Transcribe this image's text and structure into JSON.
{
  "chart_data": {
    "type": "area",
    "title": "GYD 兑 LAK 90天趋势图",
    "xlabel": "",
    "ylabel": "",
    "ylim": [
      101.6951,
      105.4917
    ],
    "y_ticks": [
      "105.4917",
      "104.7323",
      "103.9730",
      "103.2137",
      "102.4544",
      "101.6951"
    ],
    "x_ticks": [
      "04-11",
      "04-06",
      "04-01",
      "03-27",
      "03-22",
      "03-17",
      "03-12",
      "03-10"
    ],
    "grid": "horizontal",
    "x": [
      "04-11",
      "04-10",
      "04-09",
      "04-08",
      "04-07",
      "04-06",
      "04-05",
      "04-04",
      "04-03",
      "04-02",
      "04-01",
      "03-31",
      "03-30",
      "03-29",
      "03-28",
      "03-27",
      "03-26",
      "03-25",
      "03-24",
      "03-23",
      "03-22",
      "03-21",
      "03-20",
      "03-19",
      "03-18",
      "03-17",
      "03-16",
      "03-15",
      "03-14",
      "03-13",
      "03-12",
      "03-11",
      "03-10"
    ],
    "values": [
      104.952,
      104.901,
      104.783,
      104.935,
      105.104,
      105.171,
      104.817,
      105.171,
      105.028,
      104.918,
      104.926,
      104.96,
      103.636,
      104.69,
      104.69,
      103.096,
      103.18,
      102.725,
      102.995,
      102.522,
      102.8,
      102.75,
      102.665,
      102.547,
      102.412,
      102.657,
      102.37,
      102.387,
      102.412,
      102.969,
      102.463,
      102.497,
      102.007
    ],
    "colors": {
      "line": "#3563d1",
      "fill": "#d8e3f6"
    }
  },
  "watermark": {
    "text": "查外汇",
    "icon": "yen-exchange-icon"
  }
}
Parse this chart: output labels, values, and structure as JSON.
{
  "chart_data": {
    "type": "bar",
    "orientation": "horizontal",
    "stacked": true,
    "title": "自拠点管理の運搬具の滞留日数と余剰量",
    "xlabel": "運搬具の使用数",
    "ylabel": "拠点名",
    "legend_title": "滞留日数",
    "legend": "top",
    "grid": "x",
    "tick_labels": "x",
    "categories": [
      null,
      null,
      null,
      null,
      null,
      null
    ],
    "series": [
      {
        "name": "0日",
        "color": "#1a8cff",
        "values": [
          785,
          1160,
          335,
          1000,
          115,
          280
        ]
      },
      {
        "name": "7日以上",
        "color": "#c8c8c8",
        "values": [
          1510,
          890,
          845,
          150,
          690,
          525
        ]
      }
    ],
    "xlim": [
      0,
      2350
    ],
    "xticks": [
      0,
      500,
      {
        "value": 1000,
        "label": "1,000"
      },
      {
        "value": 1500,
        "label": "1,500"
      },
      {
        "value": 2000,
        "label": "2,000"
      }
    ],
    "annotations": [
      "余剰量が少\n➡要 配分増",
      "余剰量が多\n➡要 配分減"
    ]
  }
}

○ ○ ○ ○ ○ ○ ○

* [TASK REQUIREMENTS]:
Above are the records; copy all of them exactly.

* [RESPONSE]:
Transcribe this image's text and structure into JSON.
{
  "chart_data": {
    "type": "area",
    "title": "GYD 兑 LAK 90天趋势图",
    "xlabel": "",
    "ylabel": "",
    "ylim": [
      101.6951,
      105.4917
    ],
    "y_ticks": [
      "105.4917",
      "104.7323",
      "103.9730",
      "103.2137",
      "102.4544",
      "101.6951"
    ],
    "x_ticks": [
      "04-11",
      "04-06",
      "04-01",
      "03-27",
      "03-22",
      "03-17",
      "03-12",
      "03-10"
    ],
    "grid": "horizontal",
    "x": [
      "04-11",
      "04-10",
      "04-09",
      "04-08",
      "04-07",
      "04-06",
      "04-05",
      "04-04",
      "04-03",
      "04-02",
      "04-01",
      "03-31",
      "03-30",
      "03-29",
      "03-28",
      "03-27",
      "03-26",
      "03-25",
      "03-24",
      "03-23",
      "03-22",
      "03-21",
      "03-20",
      "03-19",
      "03-18",
      "03-17",
      "03-16",
      "03-15",
      "03-14",
      "03-13",
      "03-12",
      "03-11",
      "03-10"
    ],
    "values": [
      104.952,
      104.901,
      104.783,
      104.935,
      105.104,
      105.171,
      104.817,
      105.171,
      105.028,
      104.918,
      104.926,
      104.96,
      103.636,
      104.69,
      104.69,
      103.096,
      103.18,
      102.725,
      102.995,
      102.522,
      102.8,
      102.75,
      102.665,
      102.547,
      102.412,
      102.657,
      102.37,
      102.387,
      102.412,
      102.969,
      102.463,
      102.497,
      102.007
    ],
    "colors": {
      "line": "#3563d1",
      "fill": "#d8e3f6"
    }
  },
  "watermark": {
    "text": "查外汇",
    "icon": "yen-exchange-icon"
  }
}
Parse this chart: output labels, values, and structure as JSON.
{
  "chart_data": {
    "type": "bar",
    "orientation": "horizontal",
    "stacked": true,
    "title": "自拠点管理の運搬具の滞留日数と余剰量",
    "xlabel": "運搬具の使用数",
    "ylabel": "拠点名",
    "legend_title": "滞留日数",
    "legend": "top",
    "grid": "x",
    "tick_labels": "x",
    "categories": [
      null,
      null,
      null,
      null,
      null,
      null
    ],
    "series": [
      {
        "name": "0日",
        "color": "#1a8cff",
        "values": [
          785,
          1160,
          335,
          1000,
          115,
          280
        ]
      },
      {
        "name": "7日以上",
        "color": "#c8c8c8",
        "values": [
          1510,
          890,
          845,
          150,
          690,
          525
        ]
      }
    ],
    "xlim": [
      0,
      2350
    ],
    "xticks": [
      0,
      500,
      {
        "value": 1000,
        "label": "1,000"
      },
      {
        "value": 1500,
        "label": "1,500"
      },
      {
        "value": 2000,
        "label": "2,000"
      }
    ],
    "annotations": [
      "余剰量が少\n➡要 配分増",
      "余剰量が多\n➡要 配分減"
    ]
  }
}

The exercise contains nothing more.